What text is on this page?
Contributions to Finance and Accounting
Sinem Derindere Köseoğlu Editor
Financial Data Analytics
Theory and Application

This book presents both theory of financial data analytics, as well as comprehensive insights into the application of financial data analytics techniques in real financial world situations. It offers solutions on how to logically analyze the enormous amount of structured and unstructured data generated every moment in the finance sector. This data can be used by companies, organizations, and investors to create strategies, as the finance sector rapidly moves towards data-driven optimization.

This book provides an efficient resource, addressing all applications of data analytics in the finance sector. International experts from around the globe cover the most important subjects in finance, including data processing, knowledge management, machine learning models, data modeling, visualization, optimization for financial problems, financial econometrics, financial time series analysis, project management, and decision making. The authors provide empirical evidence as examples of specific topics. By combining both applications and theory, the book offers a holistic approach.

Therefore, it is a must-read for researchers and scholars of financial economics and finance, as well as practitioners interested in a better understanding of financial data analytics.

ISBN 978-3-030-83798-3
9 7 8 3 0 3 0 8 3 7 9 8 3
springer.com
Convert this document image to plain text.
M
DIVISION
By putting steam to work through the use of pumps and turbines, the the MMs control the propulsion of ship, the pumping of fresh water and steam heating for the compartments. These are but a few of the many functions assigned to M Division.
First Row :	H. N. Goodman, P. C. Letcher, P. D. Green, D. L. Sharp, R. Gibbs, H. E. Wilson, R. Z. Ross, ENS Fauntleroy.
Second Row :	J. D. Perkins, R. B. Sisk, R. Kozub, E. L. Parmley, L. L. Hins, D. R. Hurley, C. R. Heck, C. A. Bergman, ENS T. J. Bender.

- _PROBLEM TO WORK ON_
Copy all the entries verbatim.

- _RESULT FOR THIS TASK_
What text is on this page?
Contributions to Finance and Accounting
Sinem Derindere Köseoğlu Editor
Financial Data Analytics
Theory and Application

This book presents both theory of financial data analytics, as well as comprehensive insights into the application of financial data analytics techniques in real financial world situations. It offers solutions on how to logically analyze the enormous amount of structured and unstructured data generated every moment in the finance sector. This data can be used by companies, organizations, and investors to create strategies, as the finance sector rapidly moves towards data-driven optimization.

This book provides an efficient resource, addressing all applications of data analytics in the finance sector. International experts from around the globe cover the most important subjects in finance, including data processing, knowledge management, machine learning models, data modeling, visualization, optimization for financial problems, financial econometrics, financial time series analysis, project management, and decision making. The authors provide empirical evidence as examples of specific topics. By combining both applications and theory, the book offers a holistic approach.

Therefore, it is a must-read for researchers and scholars of financial economics and finance, as well as practitioners interested in a better understanding of financial data analytics.

ISBN 978-3-030-83798-3
9 7 8 3 0 3 0 8 3 7 9 8 3
springer.com
Convert this document image to plain text.
M
DIVISION
By putting steam to work through the use of pumps and turbines, the the MMs control the propulsion of ship, the pumping of fresh water and steam heating for the compartments. These are but a few of the many functions assigned to M Division.
First Row :	H. N. Goodman, P. C. Letcher, P. D. Green, D. L. Sharp, R. Gibbs, H. E. Wilson, R. Z. Ross, ENS Fauntleroy.
Second Row :	J. D. Perkins, R. B. Sisk, R. Kozub, E. L. Parmley, L. L. Hins, D. R. Hurley, C. R. Heck, C. A. Bergman, ENS T. J. Bender.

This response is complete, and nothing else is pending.